■ **Work required**:
Leave out the pictures and repeat the rest of the material exactly.

■ **Source data**:
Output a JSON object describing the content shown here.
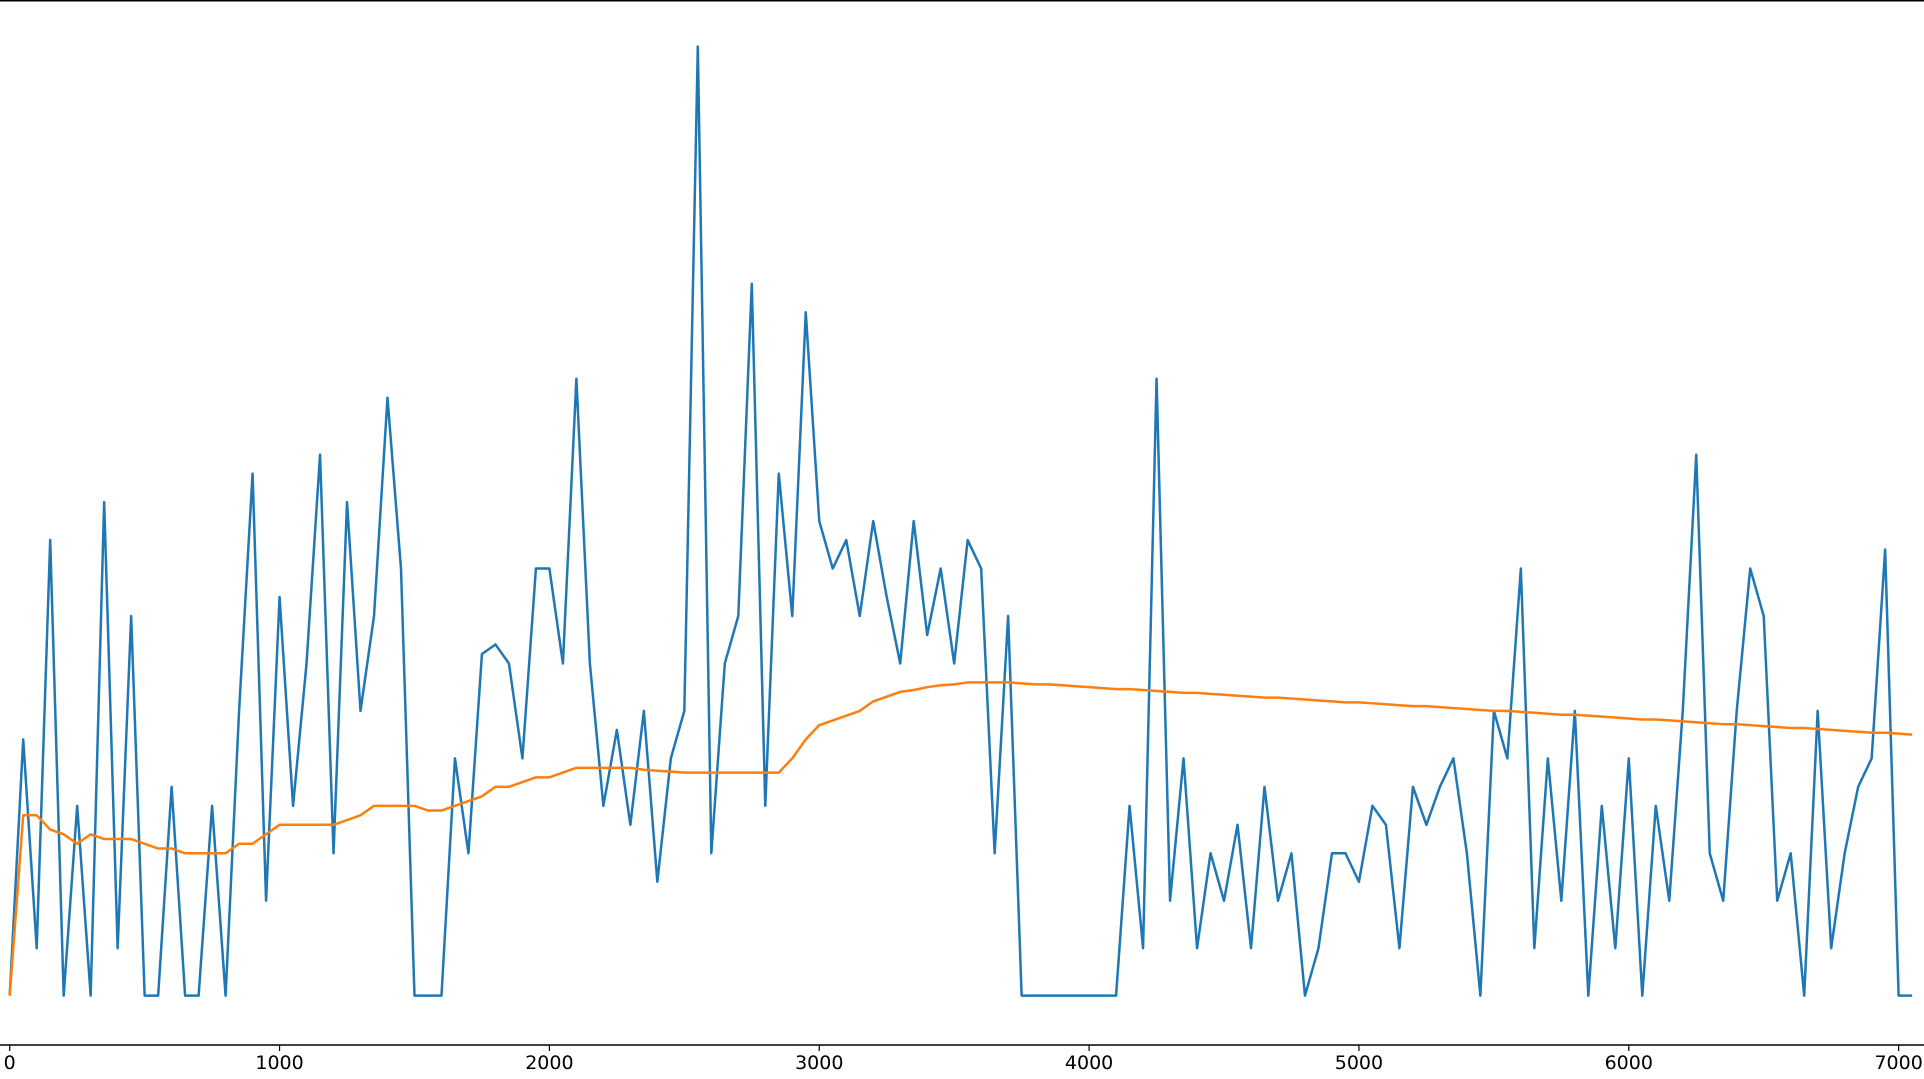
{
  "chart_data": {
    "type": "line",
    "x": [
      0,
      50,
      100,
      150,
      200,
      250,
      300,
      350,
      400,
      450,
      500,
      550,
      600,
      650,
      700,
      750,
      800,
      850,
      900,
      950,
      1000,
      1050,
      1100,
      1150,
      1200,
      1250,
      1300,
      1350,
      1400,
      1450,
      1500,
      1550,
      1600,
      1650,
      1700,
      1750,
      1800,
      1850,
      1900,
      1950,
      2000,
      2050,
      2100,
      2150,
      2200,
      2250,
      2300,
      2350,
      2400,
      2450,
      2500,
      2550,
      2600,
      2650,
      2700,
      2750,
      2800,
      2850,
      2900,
      2950,
      3000,
      3050,
      3100,
      3150,
      3200,
      3250,
      3300,
      3350,
      3400,
      3450,
      3500,
      3550,
      3600,
      3650,
      3700,
      3750,
      3800,
      3850,
      3900,
      3950,
      4000,
      4050,
      4100,
      4150,
      4200,
      4250,
      4300,
      4350,
      4400,
      4450,
      4500,
      4550,
      4600,
      4650,
      4700,
      4750,
      4800,
      4850,
      4900,
      4950,
      5000,
      5050,
      5100,
      5150,
      5200,
      5250,
      5300,
      5350,
      5400,
      5450,
      5500,
      5550,
      5600,
      5650,
      5700,
      5750,
      5800,
      5850,
      5900,
      5950,
      6000,
      6050,
      6100,
      6150,
      6200,
      6250,
      6300,
      6350,
      6400,
      6450,
      6500,
      6550,
      6600,
      6650,
      6700,
      6750,
      6800,
      6850,
      6900,
      6950,
      7000,
      7050
    ],
    "series": [
      {
        "color": "#1f77b4",
        "values": [
          0,
          27,
          5,
          48,
          0,
          20,
          0,
          52,
          5,
          40,
          0,
          0,
          22,
          0,
          0,
          20,
          0,
          30,
          55,
          10,
          42,
          20,
          35,
          57,
          15,
          52,
          30,
          40,
          63,
          45,
          0,
          0,
          0,
          25,
          15,
          36,
          37,
          35,
          25,
          45,
          45,
          35,
          65,
          35,
          20,
          28,
          18,
          30,
          12,
          25,
          30,
          100,
          15,
          35,
          40,
          75,
          20,
          55,
          40,
          72,
          50,
          45,
          48,
          40,
          50,
          42,
          35,
          50,
          38,
          45,
          35,
          48,
          45,
          15,
          40,
          0,
          0,
          0,
          0,
          0,
          0,
          0,
          0,
          20,
          5,
          65,
          10,
          25,
          5,
          15,
          10,
          18,
          5,
          22,
          10,
          15,
          0,
          5,
          15,
          15,
          12,
          20,
          18,
          5,
          22,
          18,
          22,
          25,
          15,
          0,
          30,
          25,
          45,
          5,
          25,
          10,
          30,
          0,
          20,
          5,
          25,
          0,
          20,
          10,
          30,
          57,
          15,
          10,
          30,
          45,
          40,
          10,
          15,
          0,
          30,
          5,
          15,
          22,
          25,
          47,
          0,
          0
        ]
      },
      {
        "color": "#ff7f0e",
        "values": [
          0,
          19,
          19,
          17.5,
          17,
          16,
          17,
          16.5,
          16.5,
          16.5,
          16,
          15.5,
          15.5,
          15,
          15,
          15,
          15,
          16,
          16,
          17,
          18,
          18,
          18,
          18,
          18,
          18.5,
          19,
          20,
          20,
          20,
          20,
          19.5,
          19.5,
          20,
          20.5,
          21,
          22,
          22,
          22.5,
          23,
          23,
          23.5,
          24,
          24,
          24,
          24,
          24,
          23.8,
          23.7,
          23.6,
          23.5,
          23.5,
          23.5,
          23.5,
          23.5,
          23.5,
          23.5,
          23.5,
          25,
          27,
          28.5,
          29,
          29.5,
          30,
          31,
          31.5,
          32,
          32.2,
          32.5,
          32.7,
          32.8,
          33,
          33,
          33,
          33,
          32.9,
          32.8,
          32.8,
          32.7,
          32.6,
          32.5,
          32.4,
          32.3,
          32.3,
          32.2,
          32.1,
          32.0,
          31.9,
          31.9,
          31.8,
          31.7,
          31.6,
          31.5,
          31.4,
          31.4,
          31.3,
          31.2,
          31.1,
          31.0,
          30.9,
          30.9,
          30.8,
          30.7,
          30.6,
          30.5,
          30.5,
          30.4,
          30.3,
          30.2,
          30.1,
          30.0,
          30.0,
          29.9,
          29.8,
          29.7,
          29.6,
          29.6,
          29.5,
          29.4,
          29.3,
          29.2,
          29.1,
          29.1,
          29.0,
          28.9,
          28.8,
          28.7,
          28.6,
          28.6,
          28.5,
          28.4,
          28.3,
          28.2,
          28.2,
          28.1,
          28.0,
          27.9,
          27.8,
          27.7,
          27.7,
          27.6,
          27.5
        ]
      }
    ],
    "xlim": [
      -36,
      7094
    ],
    "ylim": [
      -5.2,
      104.9
    ],
    "xticks": [
      0,
      1000,
      2000,
      3000,
      4000,
      5000,
      6000,
      7000
    ]
  }
}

■ **Complete output**:
Output a JSON object describing the content shown here.
{
  "chart_data": {
    "type": "line",
    "x": [
      0,
      50,
      100,
      150,
      200,
      250,
      300,
      350,
      400,
      450,
      500,
      550,
      600,
      650,
      700,
      750,
      800,
      850,
      900,
      950,
      1000,
      1050,
      1100,
      1150,
      1200,
      1250,
      1300,
      1350,
      1400,
      1450,
      1500,
      1550,
      1600,
      1650,
      1700,
      1750,
      1800,
      1850,
      1900,
      1950,
      2000,
      2050,
      2100,
      2150,
      2200,
      2250,
      2300,
      2350,
      2400,
      2450,
      2500,
      2550,
      2600,
      2650,
      2700,
      2750,
      2800,
      2850,
      2900,
      2950,
      3000,
      3050,
      3100,
      3150,
      3200,
      3250,
      3300,
      3350,
      3400,
      3450,
      3500,
      3550,
      3600,
      3650,
      3700,
      3750,
      3800,
      3850,
      3900,
      3950,
      4000,
      4050,
      4100,
      4150,
      4200,
      4250,
      4300,
      4350,
      4400,
      4450,
      4500,
      4550,
      4600,
      4650,
      4700,
      4750,
      4800,
      4850,
      4900,
      4950,
      5000,
      5050,
      5100,
      5150,
      5200,
      5250,
      5300,
      5350,
      5400,
      5450,
      5500,
      5550,
      5600,
      5650,
      5700,
      5750,
      5800,
      5850,
      5900,
      5950,
      6000,
      6050,
      6100,
      6150,
      6200,
      6250,
      6300,
      6350,
      6400,
      6450,
      6500,
      6550,
      6600,
      6650,
      6700,
      6750,
      6800,
      6850,
      6900,
      6950,
      7000,
      7050
    ],
    "series": [
      {
        "color": "#1f77b4",
        "values": [
          0,
          27,
          5,
          48,
          0,
          20,
          0,
          52,
          5,
          40,
          0,
          0,
          22,
          0,
          0,
          20,
          0,
          30,
          55,
          10,
          42,
          20,
          35,
          57,
          15,
          52,
          30,
          40,
          63,
          45,
          0,
          0,
          0,
          25,
          15,
          36,
          37,
          35,
          25,
          45,
          45,
          35,
          65,
          35,
          20,
          28,
          18,
          30,
          12,
          25,
          30,
          100,
          15,
          35,
          40,
          75,
          20,
          55,
          40,
          72,
          50,
          45,
          48,
          40,
          50,
          42,
          35,
          50,
          38,
          45,
          35,
          48,
          45,
          15,
          40,
          0,
          0,
          0,
          0,
          0,
          0,
          0,
          0,
          20,
          5,
          65,
          10,
          25,
          5,
          15,
          10,
          18,
          5,
          22,
          10,
          15,
          0,
          5,
          15,
          15,
          12,
          20,
          18,
          5,
          22,
          18,
          22,
          25,
          15,
          0,
          30,
          25,
          45,
          5,
          25,
          10,
          30,
          0,
          20,
          5,
          25,
          0,
          20,
          10,
          30,
          57,
          15,
          10,
          30,
          45,
          40,
          10,
          15,
          0,
          30,
          5,
          15,
          22,
          25,
          47,
          0,
          0
        ]
      },
      {
        "color": "#ff7f0e",
        "values": [
          0,
          19,
          19,
          17.5,
          17,
          16,
          17,
          16.5,
          16.5,
          16.5,
          16,
          15.5,
          15.5,
          15,
          15,
          15,
          15,
          16,
          16,
          17,
          18,
          18,
          18,
          18,
          18,
          18.5,
          19,
          20,
          20,
          20,
          20,
          19.5,
          19.5,
          20,
          20.5,
          21,
          22,
          22,
          22.5,
          23,
          23,
          23.5,
          24,
          24,
          24,
          24,
          24,
          23.8,
          23.7,
          23.6,
          23.5,
          23.5,
          23.5,
          23.5,
          23.5,
          23.5,
          23.5,
          23.5,
          25,
          27,
          28.5,
          29,
          29.5,
          30,
          31,
          31.5,
          32,
          32.2,
          32.5,
          32.7,
          32.8,
          33,
          33,
          33,
          33,
          32.9,
          32.8,
          32.8,
          32.7,
          32.6,
          32.5,
          32.4,
          32.3,
          32.3,
          32.2,
          32.1,
          32.0,
          31.9,
          31.9,
          31.8,
          31.7,
          31.6,
          31.5,
          31.4,
          31.4,
          31.3,
          31.2,
          31.1,
          31.0,
          30.9,
          30.9,
          30.8,
          30.7,
          30.6,
          30.5,
          30.5,
          30.4,
          30.3,
          30.2,
          30.1,
          30.0,
          30.0,
          29.9,
          29.8,
          29.7,
          29.6,
          29.6,
          29.5,
          29.4,
          29.3,
          29.2,
          29.1,
          29.1,
          29.0,
          28.9,
          28.8,
          28.7,
          28.6,
          28.6,
          28.5,
          28.4,
          28.3,
          28.2,
          28.2,
          28.1,
          28.0,
          27.9,
          27.8,
          27.7,
          27.7,
          27.6,
          27.5
        ]
      }
    ],
    "xlim": [
      -36,
      7094
    ],
    "ylim": [
      -5.2,
      104.9
    ],
    "xticks": [
      0,
      1000,
      2000,
      3000,
      4000,
      5000,
      6000,
      7000
    ]
  }
}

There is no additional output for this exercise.